[Stored data]
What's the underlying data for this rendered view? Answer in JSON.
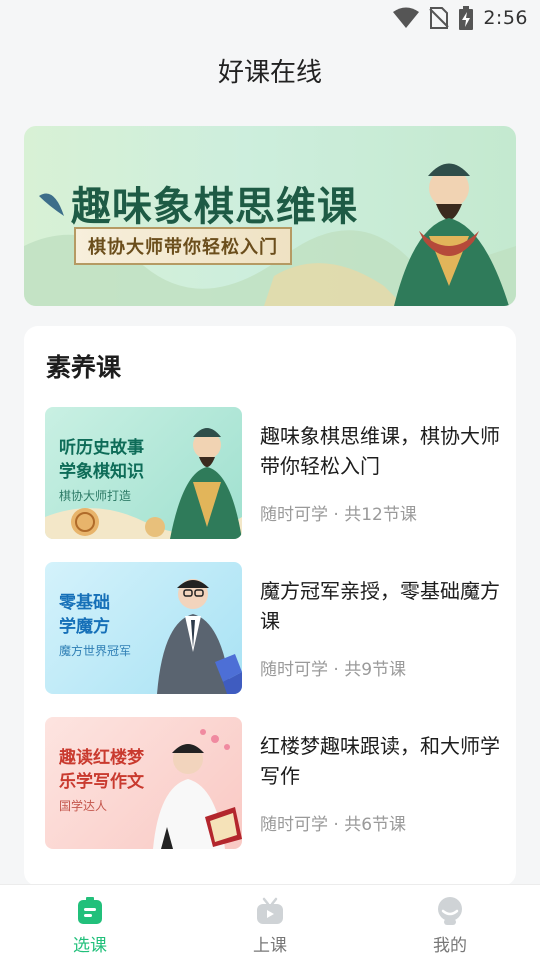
{
  "status_bar": {
    "time": "2:56"
  },
  "header": {
    "title": "好课在线"
  },
  "banner": {
    "title": "趣味象棋思维课",
    "subtitle": "棋协大师带你轻松入门"
  },
  "section": {
    "title": "素养课"
  },
  "courses": [
    {
      "thumb_line1": "听历史故事",
      "thumb_line2": "学象棋知识",
      "thumb_tag": "棋协大师打造",
      "title": "趣味象棋思维课，棋协大师带你轻松入门",
      "meta": "随时可学 · 共12节课"
    },
    {
      "thumb_line1": "零基础",
      "thumb_line2": "学魔方",
      "thumb_tag": "魔方世界冠军",
      "title": "魔方冠军亲授，零基础魔方课",
      "meta": "随时可学 · 共9节课"
    },
    {
      "thumb_line1": "趣读红楼梦",
      "thumb_line2": "乐学写作文",
      "thumb_tag": "国学达人",
      "title": "红楼梦趣味跟读，和大师学写作",
      "meta": "随时可学 · 共6节课"
    }
  ],
  "tabbar": {
    "tabs": [
      {
        "label": "选课",
        "icon": "course-select-icon",
        "active": true
      },
      {
        "label": "上课",
        "icon": "tv-icon",
        "active": false
      },
      {
        "label": "我的",
        "icon": "profile-icon",
        "active": false
      }
    ]
  },
  "colors": {
    "accent": "#22c07b",
    "banner_title": "#1e5b45"
  }
}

THE REQUEST — Each record above is to be restated exactly, with its pictures removed from the copy.

THE RESPONSE —
What's the underlying data for this rendered view? Answer in JSON.
{
  "status_bar": {
    "time": "2:56"
  },
  "header": {
    "title": "好课在线"
  },
  "banner": {
    "title": "趣味象棋思维课",
    "subtitle": "棋协大师带你轻松入门"
  },
  "section": {
    "title": "素养课"
  },
  "courses": [
    {
      "thumb_line1": "听历史故事",
      "thumb_line2": "学象棋知识",
      "thumb_tag": "棋协大师打造",
      "title": "趣味象棋思维课，棋协大师带你轻松入门",
      "meta": "随时可学 · 共12节课"
    },
    {
      "thumb_line1": "零基础",
      "thumb_line2": "学魔方",
      "thumb_tag": "魔方世界冠军",
      "title": "魔方冠军亲授，零基础魔方课",
      "meta": "随时可学 · 共9节课"
    },
    {
      "thumb_line1": "趣读红楼梦",
      "thumb_line2": "乐学写作文",
      "thumb_tag": "国学达人",
      "title": "红楼梦趣味跟读，和大师学写作",
      "meta": "随时可学 · 共6节课"
    }
  ],
  "tabbar": {
    "tabs": [
      {
        "label": "选课",
        "icon": "course-select-icon",
        "active": true
      },
      {
        "label": "上课",
        "icon": "tv-icon",
        "active": false
      },
      {
        "label": "我的",
        "icon": "profile-icon",
        "active": false
      }
    ]
  },
  "colors": {
    "accent": "#22c07b",
    "banner_title": "#1e5b45"
  }
}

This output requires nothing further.